[Records excerpted from a collection]
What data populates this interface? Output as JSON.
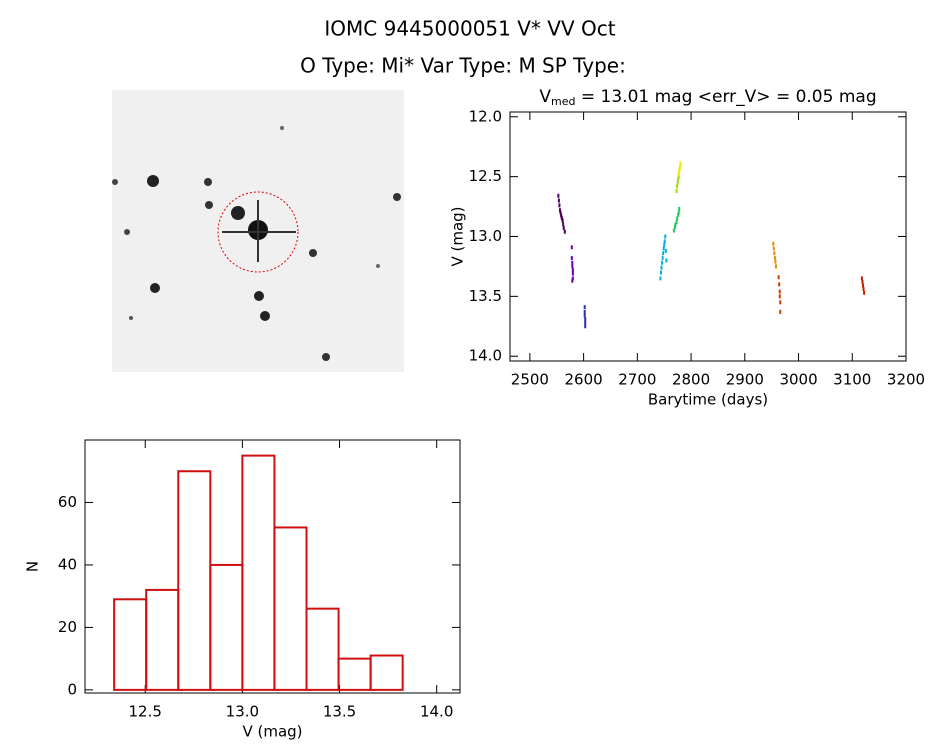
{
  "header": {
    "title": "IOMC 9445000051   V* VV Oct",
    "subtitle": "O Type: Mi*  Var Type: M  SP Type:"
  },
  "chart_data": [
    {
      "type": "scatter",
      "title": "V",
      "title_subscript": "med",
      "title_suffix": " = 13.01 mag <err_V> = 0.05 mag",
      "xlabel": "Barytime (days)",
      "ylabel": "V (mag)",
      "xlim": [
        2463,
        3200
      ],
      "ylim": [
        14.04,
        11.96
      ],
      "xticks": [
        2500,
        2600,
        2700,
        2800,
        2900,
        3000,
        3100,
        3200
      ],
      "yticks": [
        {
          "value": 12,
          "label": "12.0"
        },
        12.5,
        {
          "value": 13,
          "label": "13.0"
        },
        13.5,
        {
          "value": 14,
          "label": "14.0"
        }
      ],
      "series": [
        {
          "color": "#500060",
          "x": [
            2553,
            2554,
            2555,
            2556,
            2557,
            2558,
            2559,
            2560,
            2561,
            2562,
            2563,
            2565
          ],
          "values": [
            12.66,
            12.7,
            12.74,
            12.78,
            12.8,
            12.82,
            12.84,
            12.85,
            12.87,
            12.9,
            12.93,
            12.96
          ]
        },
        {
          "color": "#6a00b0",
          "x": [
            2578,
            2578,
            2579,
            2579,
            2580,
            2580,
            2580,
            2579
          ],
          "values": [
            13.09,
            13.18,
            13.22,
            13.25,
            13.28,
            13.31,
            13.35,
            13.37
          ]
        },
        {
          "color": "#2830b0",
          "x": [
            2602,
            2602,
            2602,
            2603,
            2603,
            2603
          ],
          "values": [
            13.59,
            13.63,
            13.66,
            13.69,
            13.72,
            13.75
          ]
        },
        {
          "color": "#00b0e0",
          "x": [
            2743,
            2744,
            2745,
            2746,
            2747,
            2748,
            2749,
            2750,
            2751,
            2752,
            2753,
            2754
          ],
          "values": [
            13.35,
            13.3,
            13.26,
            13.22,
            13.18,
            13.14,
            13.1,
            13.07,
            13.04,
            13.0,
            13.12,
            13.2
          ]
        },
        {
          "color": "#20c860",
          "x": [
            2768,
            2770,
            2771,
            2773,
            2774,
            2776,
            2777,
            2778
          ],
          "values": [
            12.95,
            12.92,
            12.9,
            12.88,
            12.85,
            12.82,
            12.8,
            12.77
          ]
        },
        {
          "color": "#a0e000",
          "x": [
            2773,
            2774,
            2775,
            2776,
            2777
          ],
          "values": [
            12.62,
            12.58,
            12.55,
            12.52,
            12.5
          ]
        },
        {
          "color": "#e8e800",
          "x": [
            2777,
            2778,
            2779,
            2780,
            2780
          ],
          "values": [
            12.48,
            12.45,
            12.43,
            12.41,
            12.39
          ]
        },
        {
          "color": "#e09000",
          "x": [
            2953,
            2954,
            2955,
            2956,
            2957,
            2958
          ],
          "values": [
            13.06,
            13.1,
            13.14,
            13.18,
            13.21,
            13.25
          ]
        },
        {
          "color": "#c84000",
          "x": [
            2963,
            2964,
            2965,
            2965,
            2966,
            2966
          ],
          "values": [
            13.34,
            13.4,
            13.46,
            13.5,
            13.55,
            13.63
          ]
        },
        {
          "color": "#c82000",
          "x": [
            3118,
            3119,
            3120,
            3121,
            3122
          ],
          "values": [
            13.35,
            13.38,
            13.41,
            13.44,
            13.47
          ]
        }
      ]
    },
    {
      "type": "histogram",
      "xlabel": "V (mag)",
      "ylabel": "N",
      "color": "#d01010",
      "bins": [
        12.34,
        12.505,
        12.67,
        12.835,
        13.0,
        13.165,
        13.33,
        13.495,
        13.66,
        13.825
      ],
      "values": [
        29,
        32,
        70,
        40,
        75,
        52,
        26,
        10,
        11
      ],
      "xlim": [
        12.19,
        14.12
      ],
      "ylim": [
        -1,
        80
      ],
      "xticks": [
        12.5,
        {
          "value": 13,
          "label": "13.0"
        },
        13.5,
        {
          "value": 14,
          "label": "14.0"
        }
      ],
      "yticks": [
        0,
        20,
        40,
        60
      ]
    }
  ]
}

* * *

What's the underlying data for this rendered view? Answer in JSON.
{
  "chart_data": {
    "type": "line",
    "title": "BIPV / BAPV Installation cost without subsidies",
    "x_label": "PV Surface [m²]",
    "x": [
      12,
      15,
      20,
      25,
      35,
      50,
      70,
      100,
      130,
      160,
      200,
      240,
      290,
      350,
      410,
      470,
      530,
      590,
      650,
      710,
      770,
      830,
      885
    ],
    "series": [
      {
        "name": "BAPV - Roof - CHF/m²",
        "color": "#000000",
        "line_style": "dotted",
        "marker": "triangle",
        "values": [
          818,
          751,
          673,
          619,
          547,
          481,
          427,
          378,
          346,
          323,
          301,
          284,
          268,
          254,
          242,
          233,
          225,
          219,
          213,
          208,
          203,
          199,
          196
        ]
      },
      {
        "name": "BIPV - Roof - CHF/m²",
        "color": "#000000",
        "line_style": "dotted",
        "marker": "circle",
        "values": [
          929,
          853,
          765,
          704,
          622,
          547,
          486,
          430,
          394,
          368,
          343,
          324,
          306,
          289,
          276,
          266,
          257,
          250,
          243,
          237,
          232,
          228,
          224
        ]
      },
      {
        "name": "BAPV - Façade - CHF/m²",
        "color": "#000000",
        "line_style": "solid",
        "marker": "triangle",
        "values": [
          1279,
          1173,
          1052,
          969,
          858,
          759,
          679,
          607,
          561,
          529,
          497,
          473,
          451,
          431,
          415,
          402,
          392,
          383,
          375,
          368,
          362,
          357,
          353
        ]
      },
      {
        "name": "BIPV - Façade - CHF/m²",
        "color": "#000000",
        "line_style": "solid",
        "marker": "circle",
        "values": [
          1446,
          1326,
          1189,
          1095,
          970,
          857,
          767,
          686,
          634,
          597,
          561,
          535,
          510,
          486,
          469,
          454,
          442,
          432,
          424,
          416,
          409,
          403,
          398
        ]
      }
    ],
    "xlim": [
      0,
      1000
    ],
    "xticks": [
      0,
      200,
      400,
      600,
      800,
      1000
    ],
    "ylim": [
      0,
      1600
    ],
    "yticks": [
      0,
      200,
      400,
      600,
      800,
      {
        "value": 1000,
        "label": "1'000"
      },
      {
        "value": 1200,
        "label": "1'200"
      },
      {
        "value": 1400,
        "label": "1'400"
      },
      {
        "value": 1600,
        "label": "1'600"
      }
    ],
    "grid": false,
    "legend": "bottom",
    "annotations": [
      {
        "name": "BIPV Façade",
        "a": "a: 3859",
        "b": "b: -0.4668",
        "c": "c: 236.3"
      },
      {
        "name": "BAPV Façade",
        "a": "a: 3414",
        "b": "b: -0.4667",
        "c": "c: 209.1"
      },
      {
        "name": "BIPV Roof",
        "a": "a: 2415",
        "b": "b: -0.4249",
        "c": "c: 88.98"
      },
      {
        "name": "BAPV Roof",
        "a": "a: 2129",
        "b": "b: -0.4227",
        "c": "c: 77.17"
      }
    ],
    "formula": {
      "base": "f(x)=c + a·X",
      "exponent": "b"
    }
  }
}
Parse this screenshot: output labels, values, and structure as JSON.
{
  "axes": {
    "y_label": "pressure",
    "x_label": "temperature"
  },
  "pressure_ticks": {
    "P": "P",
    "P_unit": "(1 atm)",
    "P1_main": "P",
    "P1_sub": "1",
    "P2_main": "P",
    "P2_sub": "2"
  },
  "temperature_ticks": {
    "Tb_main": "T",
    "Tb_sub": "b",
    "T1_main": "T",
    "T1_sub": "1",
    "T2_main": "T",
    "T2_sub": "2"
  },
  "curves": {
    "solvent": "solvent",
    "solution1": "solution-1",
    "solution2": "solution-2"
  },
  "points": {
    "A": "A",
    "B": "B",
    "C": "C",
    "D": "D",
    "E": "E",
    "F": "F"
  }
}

==

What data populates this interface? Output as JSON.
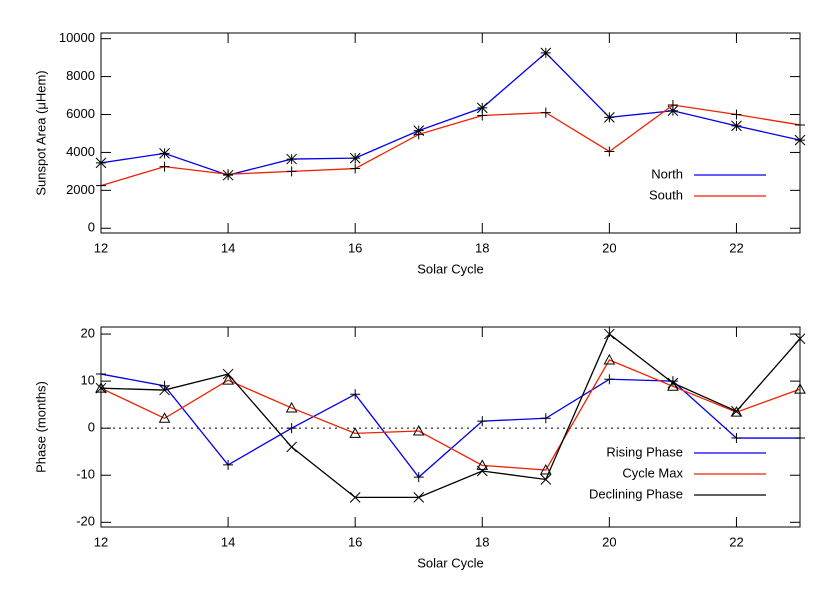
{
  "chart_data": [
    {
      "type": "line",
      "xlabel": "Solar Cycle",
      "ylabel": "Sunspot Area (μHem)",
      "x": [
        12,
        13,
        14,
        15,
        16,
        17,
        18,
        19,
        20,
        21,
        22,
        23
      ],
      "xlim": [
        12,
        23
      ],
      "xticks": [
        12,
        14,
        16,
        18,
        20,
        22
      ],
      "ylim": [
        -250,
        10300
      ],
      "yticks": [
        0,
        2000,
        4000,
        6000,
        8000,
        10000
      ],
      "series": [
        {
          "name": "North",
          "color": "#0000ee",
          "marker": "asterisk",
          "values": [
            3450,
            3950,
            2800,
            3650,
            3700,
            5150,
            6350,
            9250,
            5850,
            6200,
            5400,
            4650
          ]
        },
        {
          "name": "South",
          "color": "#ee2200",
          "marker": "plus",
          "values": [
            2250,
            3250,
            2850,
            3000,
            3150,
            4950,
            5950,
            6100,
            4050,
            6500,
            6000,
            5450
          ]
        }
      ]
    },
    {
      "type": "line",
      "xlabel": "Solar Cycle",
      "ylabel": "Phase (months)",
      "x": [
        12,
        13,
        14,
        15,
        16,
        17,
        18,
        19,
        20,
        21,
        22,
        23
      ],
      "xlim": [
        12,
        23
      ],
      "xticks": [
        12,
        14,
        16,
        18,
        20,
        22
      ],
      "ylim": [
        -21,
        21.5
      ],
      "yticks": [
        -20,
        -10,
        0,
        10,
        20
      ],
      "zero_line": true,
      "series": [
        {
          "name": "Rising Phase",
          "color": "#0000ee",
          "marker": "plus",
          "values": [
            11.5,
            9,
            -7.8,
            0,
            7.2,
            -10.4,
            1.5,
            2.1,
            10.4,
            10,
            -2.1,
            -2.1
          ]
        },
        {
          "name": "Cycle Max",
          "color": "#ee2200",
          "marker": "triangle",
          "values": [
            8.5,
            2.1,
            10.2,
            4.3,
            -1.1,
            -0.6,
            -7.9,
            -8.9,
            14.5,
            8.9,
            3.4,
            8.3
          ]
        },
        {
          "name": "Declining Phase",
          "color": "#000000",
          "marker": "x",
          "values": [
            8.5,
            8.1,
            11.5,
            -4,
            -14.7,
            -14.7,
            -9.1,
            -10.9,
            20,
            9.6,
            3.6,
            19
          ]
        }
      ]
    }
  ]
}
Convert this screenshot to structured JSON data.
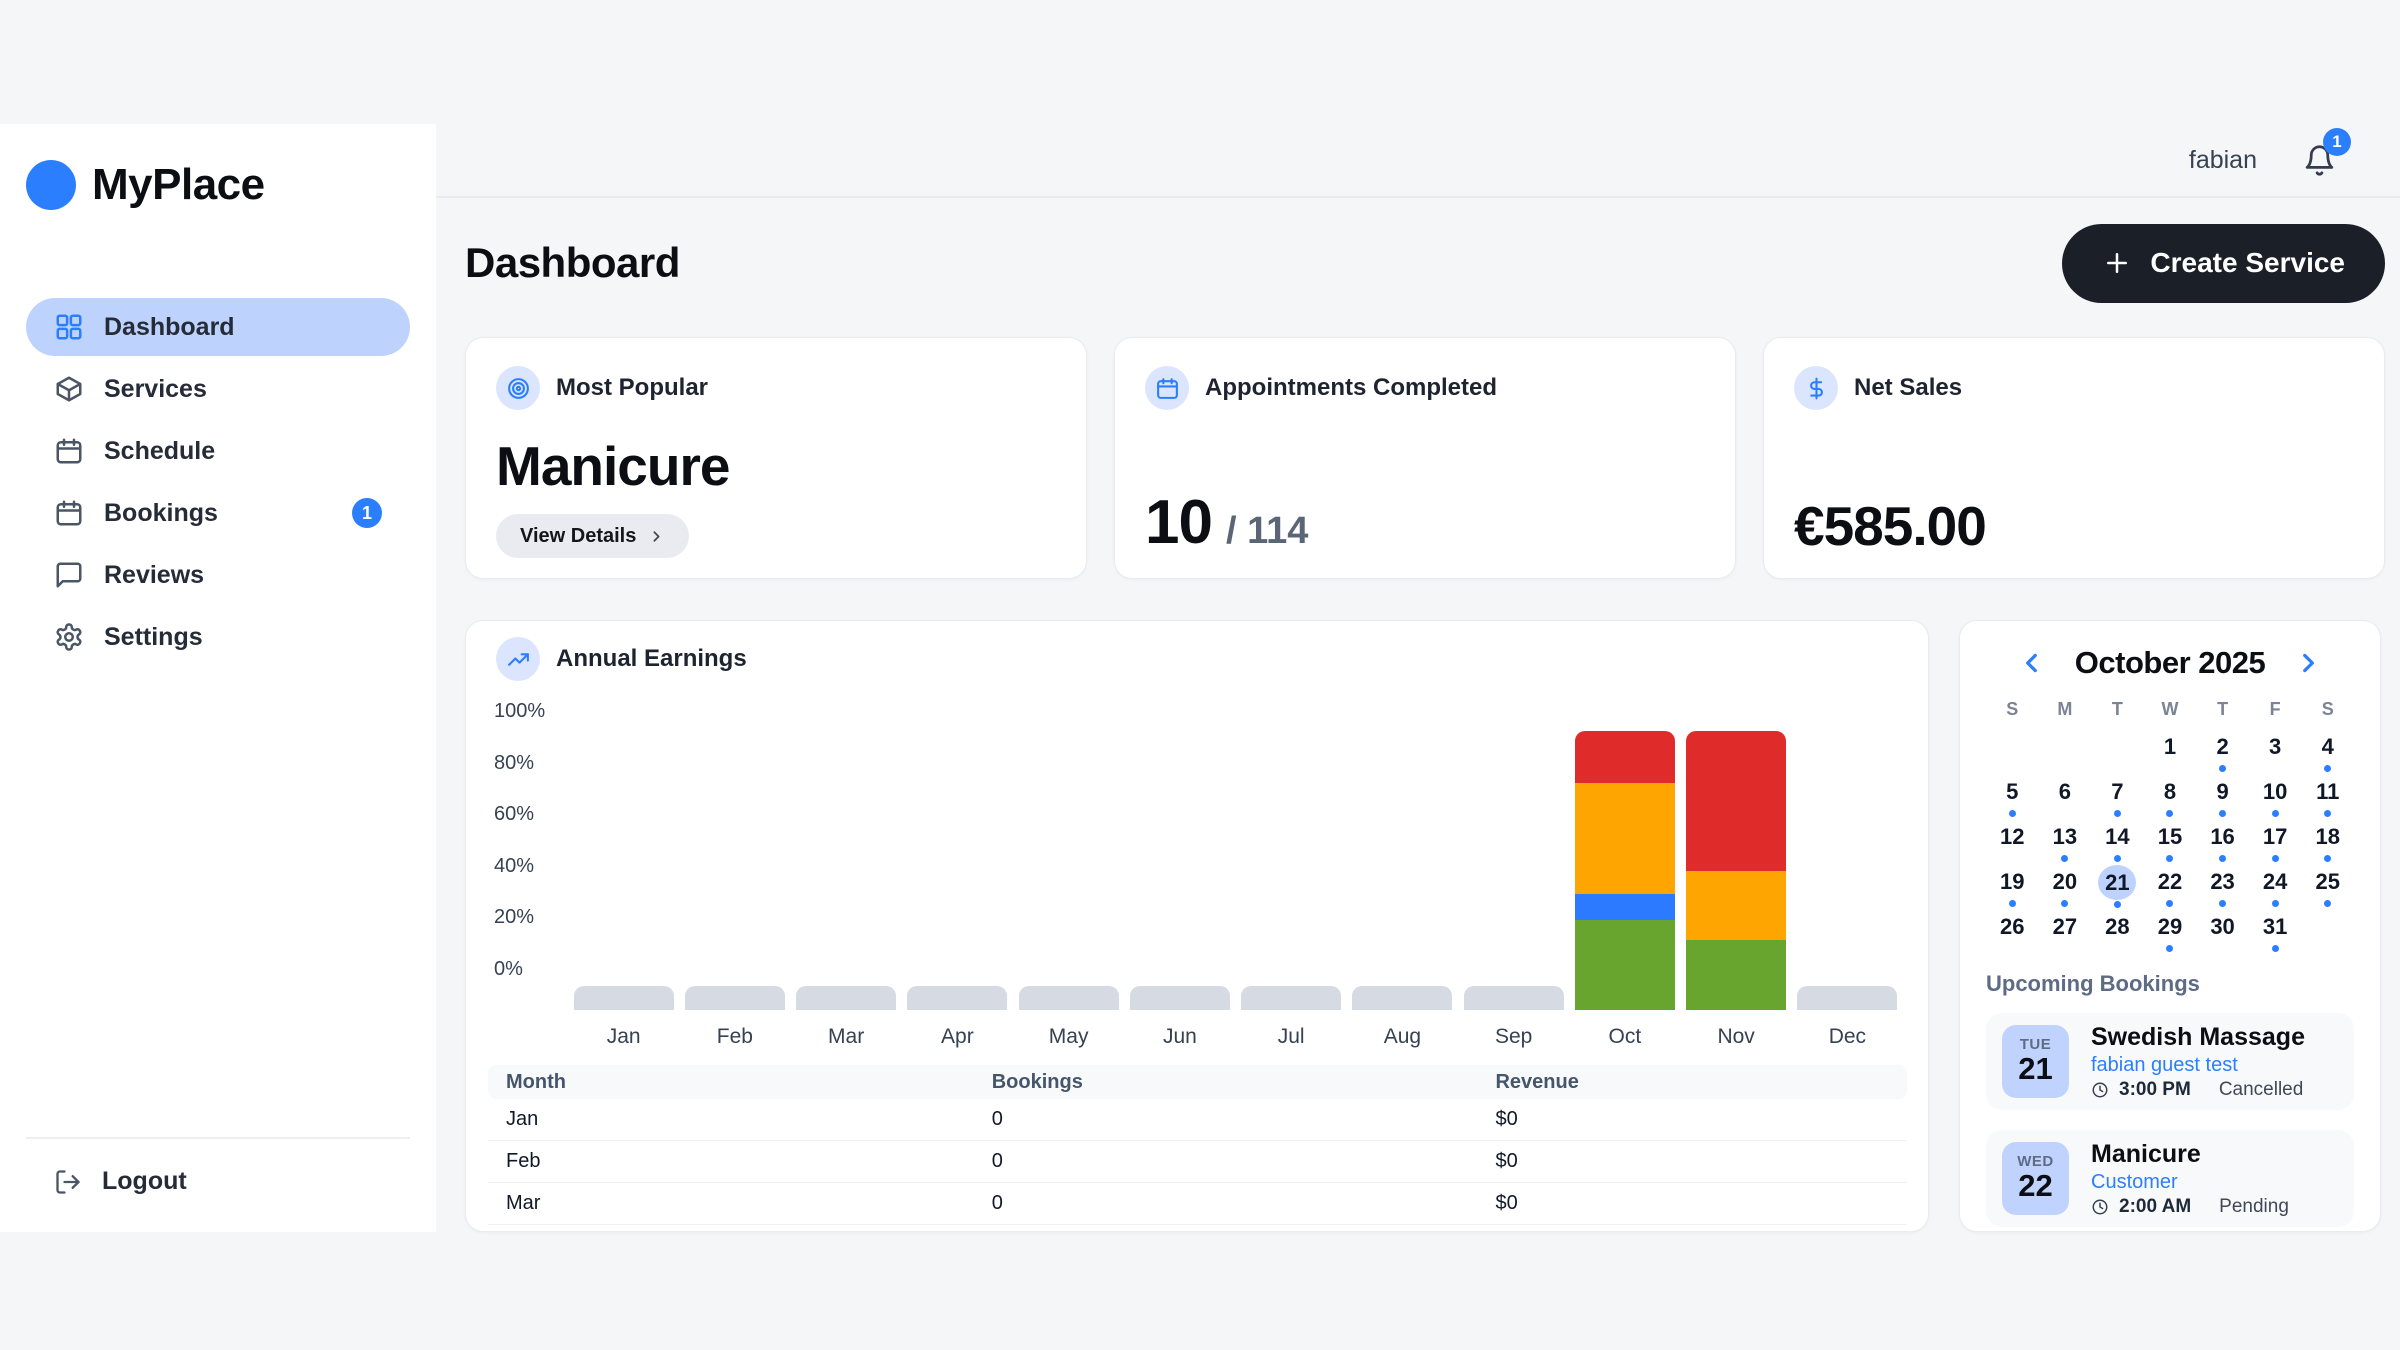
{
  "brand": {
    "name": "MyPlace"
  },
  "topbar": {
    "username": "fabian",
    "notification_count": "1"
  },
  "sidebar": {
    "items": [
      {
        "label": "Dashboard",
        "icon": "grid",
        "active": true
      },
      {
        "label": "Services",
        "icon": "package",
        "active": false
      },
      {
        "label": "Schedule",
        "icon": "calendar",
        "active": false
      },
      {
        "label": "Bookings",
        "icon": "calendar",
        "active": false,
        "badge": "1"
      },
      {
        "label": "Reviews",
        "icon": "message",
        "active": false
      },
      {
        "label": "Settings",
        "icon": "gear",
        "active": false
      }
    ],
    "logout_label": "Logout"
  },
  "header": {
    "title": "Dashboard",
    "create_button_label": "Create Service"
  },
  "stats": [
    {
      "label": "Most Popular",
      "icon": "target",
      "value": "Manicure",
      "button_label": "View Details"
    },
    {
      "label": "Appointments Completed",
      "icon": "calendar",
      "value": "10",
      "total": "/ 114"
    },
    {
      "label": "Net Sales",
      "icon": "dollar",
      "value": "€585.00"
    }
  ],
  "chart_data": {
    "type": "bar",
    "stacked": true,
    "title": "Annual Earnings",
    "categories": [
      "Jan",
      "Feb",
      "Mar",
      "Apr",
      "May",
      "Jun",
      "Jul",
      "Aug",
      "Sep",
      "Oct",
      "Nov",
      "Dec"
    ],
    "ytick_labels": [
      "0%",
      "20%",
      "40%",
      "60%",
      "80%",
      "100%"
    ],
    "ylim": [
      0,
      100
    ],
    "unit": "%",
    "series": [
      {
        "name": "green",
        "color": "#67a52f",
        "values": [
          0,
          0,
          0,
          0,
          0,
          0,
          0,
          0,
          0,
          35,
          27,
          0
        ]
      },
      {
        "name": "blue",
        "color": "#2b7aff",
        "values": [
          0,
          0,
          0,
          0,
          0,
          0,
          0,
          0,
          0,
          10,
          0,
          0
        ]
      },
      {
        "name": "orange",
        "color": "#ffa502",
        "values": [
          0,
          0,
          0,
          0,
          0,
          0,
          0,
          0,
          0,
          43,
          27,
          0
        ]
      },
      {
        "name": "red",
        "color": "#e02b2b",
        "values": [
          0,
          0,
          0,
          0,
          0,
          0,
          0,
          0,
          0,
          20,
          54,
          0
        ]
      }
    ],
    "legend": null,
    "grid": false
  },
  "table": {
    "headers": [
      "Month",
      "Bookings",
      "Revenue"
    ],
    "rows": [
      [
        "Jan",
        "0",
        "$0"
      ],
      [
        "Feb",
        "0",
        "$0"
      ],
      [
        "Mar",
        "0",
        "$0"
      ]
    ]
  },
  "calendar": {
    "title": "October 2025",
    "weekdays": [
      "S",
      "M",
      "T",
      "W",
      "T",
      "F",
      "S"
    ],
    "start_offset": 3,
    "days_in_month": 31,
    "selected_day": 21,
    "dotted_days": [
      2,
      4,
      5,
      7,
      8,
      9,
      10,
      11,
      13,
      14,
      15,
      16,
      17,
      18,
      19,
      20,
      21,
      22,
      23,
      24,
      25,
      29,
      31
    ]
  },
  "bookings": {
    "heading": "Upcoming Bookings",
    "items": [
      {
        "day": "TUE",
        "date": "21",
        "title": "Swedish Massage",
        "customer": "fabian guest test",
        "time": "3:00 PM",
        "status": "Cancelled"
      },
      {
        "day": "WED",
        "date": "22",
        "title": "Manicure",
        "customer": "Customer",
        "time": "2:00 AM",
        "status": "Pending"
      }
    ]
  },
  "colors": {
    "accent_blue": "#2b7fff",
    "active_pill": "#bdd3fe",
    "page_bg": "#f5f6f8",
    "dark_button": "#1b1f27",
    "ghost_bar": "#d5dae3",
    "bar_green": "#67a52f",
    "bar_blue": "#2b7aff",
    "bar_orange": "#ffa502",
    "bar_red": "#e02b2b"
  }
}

**What is needed**
Which lines in the data above contain "BIPV"? Show each one.

**Result below**
    "title": "BIPV / BAPV Installation cost without subsidies",
        "name": "BIPV - Roof - CHF/m²",
        "name": "BIPV - Façade - CHF/m²",
        "name": "BIPV Façade",
        "name": "BIPV Roof",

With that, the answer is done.